▶ Given request
Give every line of the material again, exactly as written.

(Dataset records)

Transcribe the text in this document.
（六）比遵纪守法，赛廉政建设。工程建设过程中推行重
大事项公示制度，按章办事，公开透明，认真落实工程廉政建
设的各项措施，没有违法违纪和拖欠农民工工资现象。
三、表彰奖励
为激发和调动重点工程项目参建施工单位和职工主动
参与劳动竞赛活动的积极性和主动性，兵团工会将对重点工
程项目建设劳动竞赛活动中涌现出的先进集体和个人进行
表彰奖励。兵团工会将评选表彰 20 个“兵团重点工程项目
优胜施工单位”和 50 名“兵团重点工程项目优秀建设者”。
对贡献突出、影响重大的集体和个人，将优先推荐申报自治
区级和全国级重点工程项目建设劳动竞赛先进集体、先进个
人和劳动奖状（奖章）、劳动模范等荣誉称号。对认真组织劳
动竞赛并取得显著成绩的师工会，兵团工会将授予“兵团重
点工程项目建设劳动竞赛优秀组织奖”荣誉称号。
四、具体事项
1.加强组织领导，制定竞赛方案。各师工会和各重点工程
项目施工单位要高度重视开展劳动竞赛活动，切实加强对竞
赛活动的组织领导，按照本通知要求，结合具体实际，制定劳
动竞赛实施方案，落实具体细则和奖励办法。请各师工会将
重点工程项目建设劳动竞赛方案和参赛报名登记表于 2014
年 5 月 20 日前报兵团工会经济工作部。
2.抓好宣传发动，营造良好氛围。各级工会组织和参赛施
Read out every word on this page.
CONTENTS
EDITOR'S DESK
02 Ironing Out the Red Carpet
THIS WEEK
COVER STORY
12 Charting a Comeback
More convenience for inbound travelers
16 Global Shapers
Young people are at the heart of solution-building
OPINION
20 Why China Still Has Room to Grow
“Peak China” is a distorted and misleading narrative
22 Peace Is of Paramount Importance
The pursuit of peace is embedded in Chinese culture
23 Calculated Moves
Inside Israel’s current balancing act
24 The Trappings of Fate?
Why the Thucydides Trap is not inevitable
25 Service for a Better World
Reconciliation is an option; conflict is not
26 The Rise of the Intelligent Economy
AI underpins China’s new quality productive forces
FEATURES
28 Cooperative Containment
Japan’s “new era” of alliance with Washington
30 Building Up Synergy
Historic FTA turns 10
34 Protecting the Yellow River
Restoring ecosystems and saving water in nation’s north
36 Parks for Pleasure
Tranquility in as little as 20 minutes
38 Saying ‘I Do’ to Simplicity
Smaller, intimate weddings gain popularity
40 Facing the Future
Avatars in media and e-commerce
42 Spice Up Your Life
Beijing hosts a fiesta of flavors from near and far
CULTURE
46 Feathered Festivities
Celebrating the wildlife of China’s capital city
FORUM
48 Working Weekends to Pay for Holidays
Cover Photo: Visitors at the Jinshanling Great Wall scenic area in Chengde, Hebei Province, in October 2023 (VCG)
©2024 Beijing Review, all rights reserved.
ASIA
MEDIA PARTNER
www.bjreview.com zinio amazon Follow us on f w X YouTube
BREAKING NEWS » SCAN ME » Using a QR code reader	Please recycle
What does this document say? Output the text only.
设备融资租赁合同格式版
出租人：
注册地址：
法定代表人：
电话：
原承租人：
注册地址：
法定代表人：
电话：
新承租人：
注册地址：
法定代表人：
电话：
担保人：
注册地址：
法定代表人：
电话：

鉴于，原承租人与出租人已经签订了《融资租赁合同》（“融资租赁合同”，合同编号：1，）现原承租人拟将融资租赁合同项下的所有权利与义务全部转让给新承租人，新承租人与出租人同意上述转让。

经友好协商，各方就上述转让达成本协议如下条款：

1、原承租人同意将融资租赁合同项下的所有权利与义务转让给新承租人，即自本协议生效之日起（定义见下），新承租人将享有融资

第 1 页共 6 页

▶ Task solution
Transcribe the text in this document.
（六）比遵纪守法，赛廉政建设。工程建设过程中推行重
大事项公示制度，按章办事，公开透明，认真落实工程廉政建
设的各项措施，没有违法违纪和拖欠农民工工资现象。
三、表彰奖励
为激发和调动重点工程项目参建施工单位和职工主动
参与劳动竞赛活动的积极性和主动性，兵团工会将对重点工
程项目建设劳动竞赛活动中涌现出的先进集体和个人进行
表彰奖励。兵团工会将评选表彰 20 个“兵团重点工程项目
优胜施工单位”和 50 名“兵团重点工程项目优秀建设者”。
对贡献突出、影响重大的集体和个人，将优先推荐申报自治
区级和全国级重点工程项目建设劳动竞赛先进集体、先进个
人和劳动奖状（奖章）、劳动模范等荣誉称号。对认真组织劳
动竞赛并取得显著成绩的师工会，兵团工会将授予“兵团重
点工程项目建设劳动竞赛优秀组织奖”荣誉称号。
四、具体事项
1.加强组织领导，制定竞赛方案。各师工会和各重点工程
项目施工单位要高度重视开展劳动竞赛活动，切实加强对竞
赛活动的组织领导，按照本通知要求，结合具体实际，制定劳
动竞赛实施方案，落实具体细则和奖励办法。请各师工会将
重点工程项目建设劳动竞赛方案和参赛报名登记表于 2014
年 5 月 20 日前报兵团工会经济工作部。
2.抓好宣传发动，营造良好氛围。各级工会组织和参赛施
Read out every word on this page.
CONTENTS
EDITOR'S DESK
02 Ironing Out the Red Carpet
THIS WEEK
COVER STORY
12 Charting a Comeback
More convenience for inbound travelers
16 Global Shapers
Young people are at the heart of solution-building
OPINION
20 Why China Still Has Room to Grow
“Peak China” is a distorted and misleading narrative
22 Peace Is of Paramount Importance
The pursuit of peace is embedded in Chinese culture
23 Calculated Moves
Inside Israel’s current balancing act
24 The Trappings of Fate?
Why the Thucydides Trap is not inevitable
25 Service for a Better World
Reconciliation is an option; conflict is not
26 The Rise of the Intelligent Economy
AI underpins China’s new quality productive forces
FEATURES
28 Cooperative Containment
Japan’s “new era” of alliance with Washington
30 Building Up Synergy
Historic FTA turns 10
34 Protecting the Yellow River
Restoring ecosystems and saving water in nation’s north
36 Parks for Pleasure
Tranquility in as little as 20 minutes
38 Saying ‘I Do’ to Simplicity
Smaller, intimate weddings gain popularity
40 Facing the Future
Avatars in media and e-commerce
42 Spice Up Your Life
Beijing hosts a fiesta of flavors from near and far
CULTURE
46 Feathered Festivities
Celebrating the wildlife of China’s capital city
FORUM
48 Working Weekends to Pay for Holidays
Cover Photo: Visitors at the Jinshanling Great Wall scenic area in Chengde, Hebei Province, in October 2023 (VCG)
©2024 Beijing Review, all rights reserved.
ASIA
MEDIA PARTNER
www.bjreview.com zinio amazon Follow us on f w X YouTube
BREAKING NEWS » SCAN ME » Using a QR code reader	Please recycle
What does this document say? Output the text only.
设备融资租赁合同格式版
出租人：
注册地址：
法定代表人：
电话：
原承租人：
注册地址：
法定代表人：
电话：
新承租人：
注册地址：
法定代表人：
电话：
担保人：
注册地址：
法定代表人：
电话：

鉴于，原承租人与出租人已经签订了《融资租赁合同》（“融资租赁合同”，合同编号：1，）现原承租人拟将融资租赁合同项下的所有权利与义务全部转让给新承租人，新承租人与出租人同意上述转让。

经友好协商，各方就上述转让达成本协议如下条款：

1、原承租人同意将融资租赁合同项下的所有权利与义务转让给新承租人，即自本协议生效之日起（定义见下），新承租人将享有融资

第 1 页共 6 页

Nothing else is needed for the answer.